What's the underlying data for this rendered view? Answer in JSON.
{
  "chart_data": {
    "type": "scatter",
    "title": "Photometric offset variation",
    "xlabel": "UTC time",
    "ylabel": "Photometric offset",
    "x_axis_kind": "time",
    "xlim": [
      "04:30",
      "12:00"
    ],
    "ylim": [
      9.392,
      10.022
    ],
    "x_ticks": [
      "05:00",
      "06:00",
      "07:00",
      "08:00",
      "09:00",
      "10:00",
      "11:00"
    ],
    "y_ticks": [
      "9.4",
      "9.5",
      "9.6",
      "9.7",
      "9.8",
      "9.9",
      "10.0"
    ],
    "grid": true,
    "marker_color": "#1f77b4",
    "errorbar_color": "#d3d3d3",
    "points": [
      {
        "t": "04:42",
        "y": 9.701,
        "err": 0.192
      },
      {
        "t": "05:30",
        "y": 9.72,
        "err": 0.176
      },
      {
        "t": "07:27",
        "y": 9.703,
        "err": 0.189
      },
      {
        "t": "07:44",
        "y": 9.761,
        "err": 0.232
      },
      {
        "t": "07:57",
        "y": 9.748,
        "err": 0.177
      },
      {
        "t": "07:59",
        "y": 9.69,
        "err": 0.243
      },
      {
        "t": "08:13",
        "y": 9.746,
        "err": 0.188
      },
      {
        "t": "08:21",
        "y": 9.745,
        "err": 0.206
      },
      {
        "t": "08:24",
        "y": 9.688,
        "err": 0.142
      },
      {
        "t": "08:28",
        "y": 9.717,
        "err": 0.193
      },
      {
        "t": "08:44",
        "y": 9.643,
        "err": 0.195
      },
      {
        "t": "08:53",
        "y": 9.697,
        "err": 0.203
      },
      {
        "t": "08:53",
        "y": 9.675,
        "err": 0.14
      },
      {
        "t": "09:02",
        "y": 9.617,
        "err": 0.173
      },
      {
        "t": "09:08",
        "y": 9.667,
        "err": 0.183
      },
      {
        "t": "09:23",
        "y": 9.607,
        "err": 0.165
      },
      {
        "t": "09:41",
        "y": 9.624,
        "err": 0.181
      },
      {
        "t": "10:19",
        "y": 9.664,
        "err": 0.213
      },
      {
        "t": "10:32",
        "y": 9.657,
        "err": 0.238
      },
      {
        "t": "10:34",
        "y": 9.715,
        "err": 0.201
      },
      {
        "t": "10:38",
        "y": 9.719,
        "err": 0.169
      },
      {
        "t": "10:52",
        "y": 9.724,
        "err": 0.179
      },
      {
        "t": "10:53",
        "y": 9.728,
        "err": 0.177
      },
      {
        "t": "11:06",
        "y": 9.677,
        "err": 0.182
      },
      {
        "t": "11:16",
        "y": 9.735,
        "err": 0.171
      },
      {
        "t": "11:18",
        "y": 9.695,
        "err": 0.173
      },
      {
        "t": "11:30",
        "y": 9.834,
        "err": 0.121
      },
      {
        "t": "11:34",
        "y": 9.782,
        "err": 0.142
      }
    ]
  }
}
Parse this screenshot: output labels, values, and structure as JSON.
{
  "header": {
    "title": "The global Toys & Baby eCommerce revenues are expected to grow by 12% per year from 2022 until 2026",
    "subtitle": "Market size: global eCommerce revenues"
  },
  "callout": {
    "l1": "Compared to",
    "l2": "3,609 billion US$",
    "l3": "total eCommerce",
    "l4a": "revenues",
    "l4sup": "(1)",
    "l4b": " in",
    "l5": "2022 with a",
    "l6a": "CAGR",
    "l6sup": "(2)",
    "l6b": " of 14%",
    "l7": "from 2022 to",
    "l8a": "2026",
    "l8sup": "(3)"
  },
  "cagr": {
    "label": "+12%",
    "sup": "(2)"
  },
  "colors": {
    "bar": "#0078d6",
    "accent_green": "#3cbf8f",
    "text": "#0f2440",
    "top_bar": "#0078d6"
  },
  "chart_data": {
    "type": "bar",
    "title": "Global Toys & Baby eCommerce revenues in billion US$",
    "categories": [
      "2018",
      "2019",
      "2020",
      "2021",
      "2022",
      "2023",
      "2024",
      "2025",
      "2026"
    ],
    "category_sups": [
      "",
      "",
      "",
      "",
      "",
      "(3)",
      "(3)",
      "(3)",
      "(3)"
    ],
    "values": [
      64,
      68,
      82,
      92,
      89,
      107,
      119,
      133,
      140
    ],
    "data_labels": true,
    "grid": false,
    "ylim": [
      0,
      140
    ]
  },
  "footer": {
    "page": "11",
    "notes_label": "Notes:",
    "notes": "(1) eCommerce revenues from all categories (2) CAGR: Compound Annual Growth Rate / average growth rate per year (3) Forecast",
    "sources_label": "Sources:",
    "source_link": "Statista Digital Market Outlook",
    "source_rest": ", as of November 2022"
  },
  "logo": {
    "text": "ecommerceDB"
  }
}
+ + + +
## Exercise description
Identify the lines of the entries containing the string "Baby". Copy each such line.

## Answer to the exercise
    "title": "The global Toys & Baby eCommerce revenues are expected to grow by 12% per year from 2022 until 2026",
    "title": "Global Toys & Baby eCommerce revenues in billion US$",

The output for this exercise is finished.